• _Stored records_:
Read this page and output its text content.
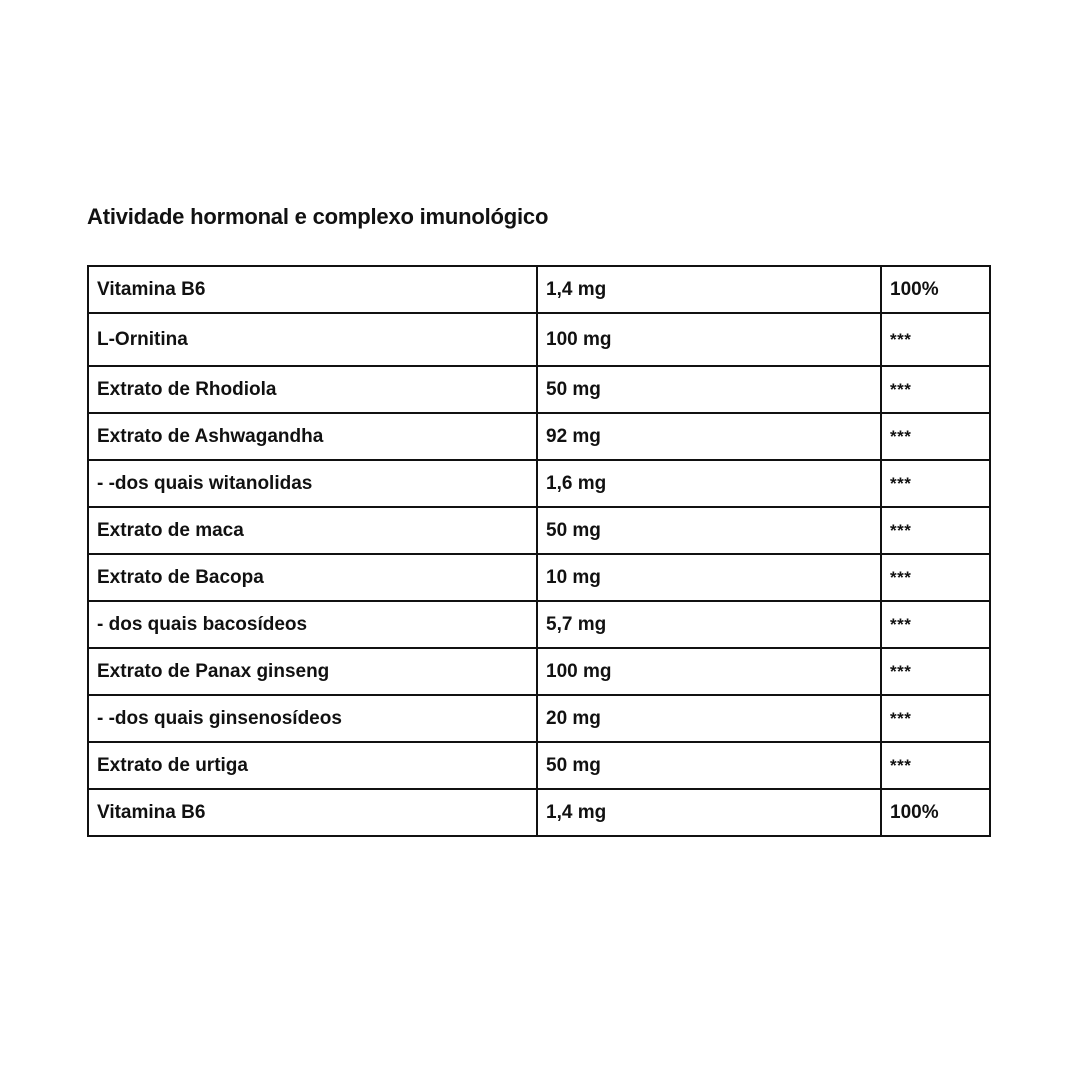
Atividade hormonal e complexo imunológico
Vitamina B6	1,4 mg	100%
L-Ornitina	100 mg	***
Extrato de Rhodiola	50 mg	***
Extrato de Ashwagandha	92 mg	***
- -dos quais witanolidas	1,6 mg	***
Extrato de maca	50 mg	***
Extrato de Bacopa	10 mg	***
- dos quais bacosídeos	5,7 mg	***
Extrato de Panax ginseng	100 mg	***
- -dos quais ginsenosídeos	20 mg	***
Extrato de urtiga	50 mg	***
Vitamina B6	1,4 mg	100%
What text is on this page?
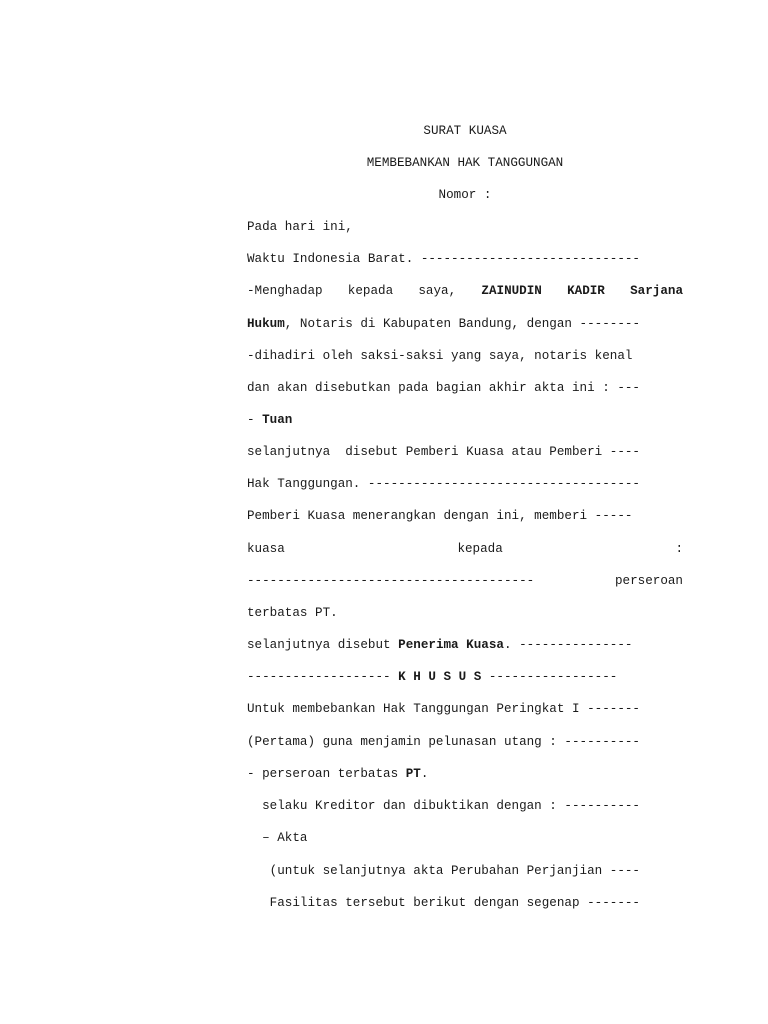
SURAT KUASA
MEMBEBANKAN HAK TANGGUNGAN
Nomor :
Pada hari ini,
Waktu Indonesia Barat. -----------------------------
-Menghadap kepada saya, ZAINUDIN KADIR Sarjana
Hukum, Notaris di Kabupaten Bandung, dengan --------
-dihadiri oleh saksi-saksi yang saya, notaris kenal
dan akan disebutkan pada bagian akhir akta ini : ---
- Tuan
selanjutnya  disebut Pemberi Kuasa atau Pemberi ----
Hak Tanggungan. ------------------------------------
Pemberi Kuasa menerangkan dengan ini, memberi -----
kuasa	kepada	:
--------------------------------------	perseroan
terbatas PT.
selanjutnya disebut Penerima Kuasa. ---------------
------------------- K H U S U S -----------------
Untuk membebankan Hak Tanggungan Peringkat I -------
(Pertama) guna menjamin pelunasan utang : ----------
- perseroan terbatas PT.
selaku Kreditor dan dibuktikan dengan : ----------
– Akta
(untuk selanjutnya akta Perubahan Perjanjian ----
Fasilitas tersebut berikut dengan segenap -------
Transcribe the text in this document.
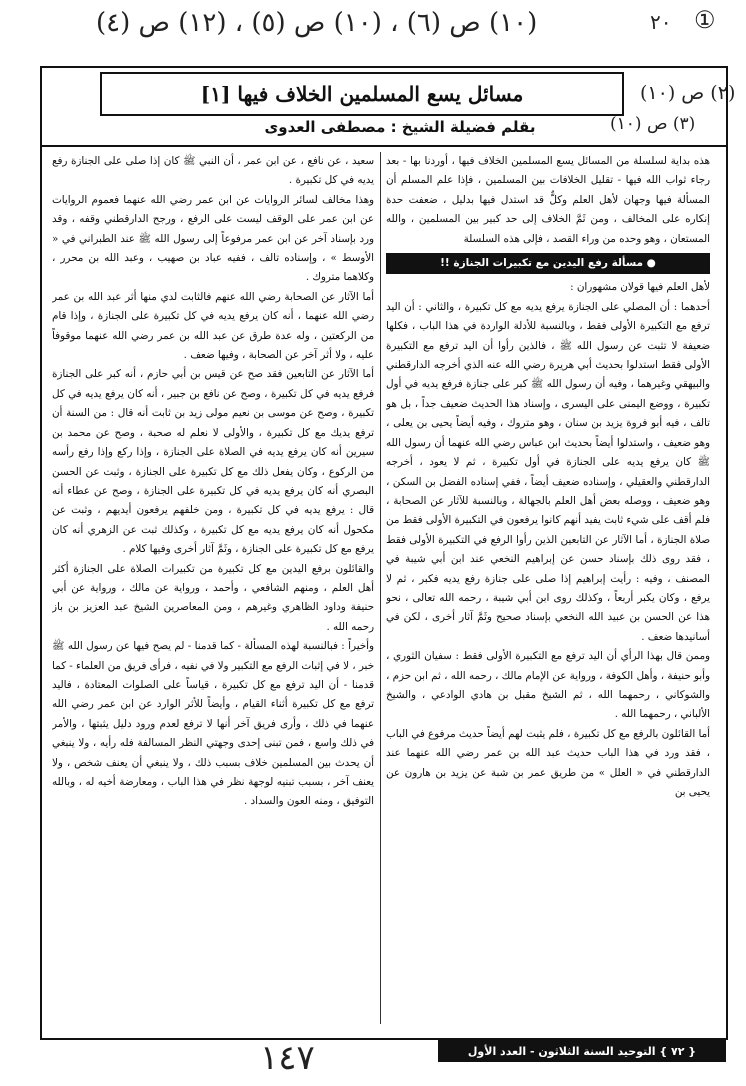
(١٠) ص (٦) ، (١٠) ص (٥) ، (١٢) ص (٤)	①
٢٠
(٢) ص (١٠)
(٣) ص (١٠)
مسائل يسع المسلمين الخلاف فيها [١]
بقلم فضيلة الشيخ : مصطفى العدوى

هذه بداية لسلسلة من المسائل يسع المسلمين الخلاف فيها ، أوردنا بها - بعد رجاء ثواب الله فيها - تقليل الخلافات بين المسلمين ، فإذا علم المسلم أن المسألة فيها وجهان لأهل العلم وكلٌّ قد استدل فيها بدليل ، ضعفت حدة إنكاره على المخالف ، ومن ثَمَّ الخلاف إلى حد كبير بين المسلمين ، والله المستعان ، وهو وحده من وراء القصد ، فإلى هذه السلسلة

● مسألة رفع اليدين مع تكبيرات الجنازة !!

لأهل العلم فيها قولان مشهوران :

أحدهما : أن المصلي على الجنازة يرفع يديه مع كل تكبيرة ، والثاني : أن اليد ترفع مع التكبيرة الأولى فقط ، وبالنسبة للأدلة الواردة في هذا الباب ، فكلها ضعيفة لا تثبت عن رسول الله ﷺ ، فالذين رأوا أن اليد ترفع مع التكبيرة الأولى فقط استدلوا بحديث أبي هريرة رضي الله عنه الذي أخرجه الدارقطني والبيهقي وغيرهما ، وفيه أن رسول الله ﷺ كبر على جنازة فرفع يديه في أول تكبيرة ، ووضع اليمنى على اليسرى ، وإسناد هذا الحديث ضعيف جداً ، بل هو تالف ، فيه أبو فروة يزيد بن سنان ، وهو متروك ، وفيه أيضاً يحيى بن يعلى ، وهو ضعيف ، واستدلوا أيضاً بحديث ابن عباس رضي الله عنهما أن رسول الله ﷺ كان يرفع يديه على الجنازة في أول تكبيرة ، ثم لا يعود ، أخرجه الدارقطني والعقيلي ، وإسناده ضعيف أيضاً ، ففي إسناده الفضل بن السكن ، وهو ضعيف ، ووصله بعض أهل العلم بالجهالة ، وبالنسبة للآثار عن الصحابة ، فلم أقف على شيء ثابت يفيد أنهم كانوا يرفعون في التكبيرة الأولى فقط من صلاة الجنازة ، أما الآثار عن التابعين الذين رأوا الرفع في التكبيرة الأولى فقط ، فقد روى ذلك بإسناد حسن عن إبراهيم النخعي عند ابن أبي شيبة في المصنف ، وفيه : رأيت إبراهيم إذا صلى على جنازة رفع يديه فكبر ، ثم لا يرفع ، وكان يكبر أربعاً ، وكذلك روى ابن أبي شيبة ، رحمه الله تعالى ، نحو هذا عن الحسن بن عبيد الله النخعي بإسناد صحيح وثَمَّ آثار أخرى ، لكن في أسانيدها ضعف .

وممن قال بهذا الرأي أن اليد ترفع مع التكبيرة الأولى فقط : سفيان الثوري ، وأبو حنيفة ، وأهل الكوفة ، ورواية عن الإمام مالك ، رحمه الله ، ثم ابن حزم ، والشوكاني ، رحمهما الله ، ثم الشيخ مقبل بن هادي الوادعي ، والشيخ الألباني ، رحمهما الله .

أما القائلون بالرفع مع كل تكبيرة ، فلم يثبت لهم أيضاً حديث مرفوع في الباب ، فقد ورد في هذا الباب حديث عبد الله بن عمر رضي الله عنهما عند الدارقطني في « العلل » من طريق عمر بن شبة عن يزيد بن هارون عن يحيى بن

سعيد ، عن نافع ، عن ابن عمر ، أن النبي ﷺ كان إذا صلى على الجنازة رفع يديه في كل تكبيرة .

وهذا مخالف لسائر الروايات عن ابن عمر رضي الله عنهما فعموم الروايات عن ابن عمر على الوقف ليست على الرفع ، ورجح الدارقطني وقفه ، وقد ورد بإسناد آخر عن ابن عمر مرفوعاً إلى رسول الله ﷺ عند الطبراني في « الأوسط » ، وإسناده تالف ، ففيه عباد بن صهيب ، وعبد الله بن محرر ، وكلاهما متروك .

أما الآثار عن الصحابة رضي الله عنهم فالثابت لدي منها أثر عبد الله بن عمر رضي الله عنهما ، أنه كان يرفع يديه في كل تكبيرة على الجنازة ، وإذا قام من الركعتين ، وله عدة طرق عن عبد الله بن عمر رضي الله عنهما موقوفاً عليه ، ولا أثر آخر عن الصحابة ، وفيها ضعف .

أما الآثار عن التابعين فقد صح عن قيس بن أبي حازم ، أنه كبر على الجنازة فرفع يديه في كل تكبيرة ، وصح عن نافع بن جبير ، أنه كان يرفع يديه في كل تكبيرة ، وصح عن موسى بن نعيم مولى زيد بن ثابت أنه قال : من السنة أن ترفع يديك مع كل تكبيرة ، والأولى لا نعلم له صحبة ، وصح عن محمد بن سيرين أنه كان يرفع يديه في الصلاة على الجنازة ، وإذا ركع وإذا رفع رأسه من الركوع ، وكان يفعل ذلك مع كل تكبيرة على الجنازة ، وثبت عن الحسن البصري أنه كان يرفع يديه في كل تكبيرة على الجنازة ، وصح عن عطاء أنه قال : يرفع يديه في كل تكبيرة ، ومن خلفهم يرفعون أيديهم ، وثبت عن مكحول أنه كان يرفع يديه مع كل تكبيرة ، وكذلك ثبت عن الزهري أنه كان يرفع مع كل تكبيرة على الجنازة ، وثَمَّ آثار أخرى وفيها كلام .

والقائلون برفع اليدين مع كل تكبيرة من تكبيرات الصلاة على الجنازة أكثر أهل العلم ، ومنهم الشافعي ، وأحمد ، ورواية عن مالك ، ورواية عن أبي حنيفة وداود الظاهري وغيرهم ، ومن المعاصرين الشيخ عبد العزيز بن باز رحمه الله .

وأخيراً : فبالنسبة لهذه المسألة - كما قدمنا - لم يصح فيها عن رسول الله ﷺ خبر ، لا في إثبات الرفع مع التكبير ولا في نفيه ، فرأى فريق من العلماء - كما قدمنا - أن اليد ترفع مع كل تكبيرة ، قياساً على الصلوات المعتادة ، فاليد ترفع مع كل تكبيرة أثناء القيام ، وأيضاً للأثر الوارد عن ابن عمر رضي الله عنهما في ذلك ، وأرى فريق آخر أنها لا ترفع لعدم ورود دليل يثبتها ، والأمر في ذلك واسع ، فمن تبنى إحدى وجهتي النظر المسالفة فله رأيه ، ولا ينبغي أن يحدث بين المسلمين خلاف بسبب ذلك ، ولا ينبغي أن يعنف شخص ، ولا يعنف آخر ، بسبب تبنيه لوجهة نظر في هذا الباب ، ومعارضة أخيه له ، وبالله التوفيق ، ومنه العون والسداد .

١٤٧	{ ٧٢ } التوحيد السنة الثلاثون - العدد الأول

• _The exercise_:
Using the listing above, pick out each line that contains the word "page", then copy it.

• _Full answer_:
Read this page and output its text content.
What text is on this page?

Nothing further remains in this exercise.